* BEGIN DATASET CONTENT *

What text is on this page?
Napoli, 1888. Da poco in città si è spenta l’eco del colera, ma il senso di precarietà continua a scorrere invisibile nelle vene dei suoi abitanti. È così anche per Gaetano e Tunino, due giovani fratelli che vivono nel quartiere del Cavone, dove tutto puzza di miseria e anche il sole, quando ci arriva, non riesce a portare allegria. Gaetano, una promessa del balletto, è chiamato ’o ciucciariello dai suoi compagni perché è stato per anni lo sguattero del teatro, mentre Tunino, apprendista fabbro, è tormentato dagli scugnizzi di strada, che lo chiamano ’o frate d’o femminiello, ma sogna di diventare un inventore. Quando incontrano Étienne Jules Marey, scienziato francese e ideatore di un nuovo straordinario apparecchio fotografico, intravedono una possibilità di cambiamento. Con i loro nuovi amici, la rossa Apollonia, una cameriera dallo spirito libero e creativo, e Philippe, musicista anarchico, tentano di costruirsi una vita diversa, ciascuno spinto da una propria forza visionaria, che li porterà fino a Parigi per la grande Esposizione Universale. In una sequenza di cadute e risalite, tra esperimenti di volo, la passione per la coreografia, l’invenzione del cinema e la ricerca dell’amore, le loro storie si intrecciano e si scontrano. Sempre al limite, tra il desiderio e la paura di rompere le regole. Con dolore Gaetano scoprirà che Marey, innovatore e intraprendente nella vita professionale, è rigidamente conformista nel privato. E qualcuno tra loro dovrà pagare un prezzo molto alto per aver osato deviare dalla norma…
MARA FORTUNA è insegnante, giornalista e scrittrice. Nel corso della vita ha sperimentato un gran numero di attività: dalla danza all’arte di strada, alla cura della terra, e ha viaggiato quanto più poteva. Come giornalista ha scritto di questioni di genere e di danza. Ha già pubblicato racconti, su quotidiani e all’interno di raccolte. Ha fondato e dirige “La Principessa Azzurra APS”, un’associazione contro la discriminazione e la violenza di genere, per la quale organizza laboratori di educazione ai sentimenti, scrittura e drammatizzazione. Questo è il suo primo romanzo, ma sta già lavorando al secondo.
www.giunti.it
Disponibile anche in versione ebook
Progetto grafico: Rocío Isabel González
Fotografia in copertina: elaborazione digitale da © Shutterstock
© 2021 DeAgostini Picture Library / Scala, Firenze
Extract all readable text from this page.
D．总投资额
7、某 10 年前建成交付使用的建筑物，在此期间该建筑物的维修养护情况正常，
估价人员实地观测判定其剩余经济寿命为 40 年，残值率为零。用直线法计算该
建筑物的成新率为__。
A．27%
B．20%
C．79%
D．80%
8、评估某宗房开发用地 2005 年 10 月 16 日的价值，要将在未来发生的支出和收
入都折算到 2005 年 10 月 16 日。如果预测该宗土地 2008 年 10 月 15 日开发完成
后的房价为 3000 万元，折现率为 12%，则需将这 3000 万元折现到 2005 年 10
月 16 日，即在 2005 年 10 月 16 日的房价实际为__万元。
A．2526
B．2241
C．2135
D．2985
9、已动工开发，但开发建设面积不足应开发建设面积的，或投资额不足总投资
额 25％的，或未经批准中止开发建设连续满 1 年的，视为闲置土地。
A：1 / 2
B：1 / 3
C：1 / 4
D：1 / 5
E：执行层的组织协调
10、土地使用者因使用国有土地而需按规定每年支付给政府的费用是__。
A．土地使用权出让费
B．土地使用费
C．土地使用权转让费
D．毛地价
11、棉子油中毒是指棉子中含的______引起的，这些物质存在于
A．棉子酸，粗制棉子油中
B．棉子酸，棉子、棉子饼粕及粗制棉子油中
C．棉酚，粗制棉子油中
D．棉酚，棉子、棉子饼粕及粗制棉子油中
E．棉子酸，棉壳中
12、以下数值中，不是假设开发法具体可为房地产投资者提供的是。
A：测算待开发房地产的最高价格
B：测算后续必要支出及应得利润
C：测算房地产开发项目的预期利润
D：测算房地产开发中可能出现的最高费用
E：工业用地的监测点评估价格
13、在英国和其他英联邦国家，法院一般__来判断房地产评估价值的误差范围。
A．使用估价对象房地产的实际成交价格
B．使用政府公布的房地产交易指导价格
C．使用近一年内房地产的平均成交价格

* END DATASET CONTENT *

### STATED GOAL
In the listing, find all lines with the string "this" and copy them.

### RESPONSE BELOW
What text is on this page?
Extract all readable text from this page.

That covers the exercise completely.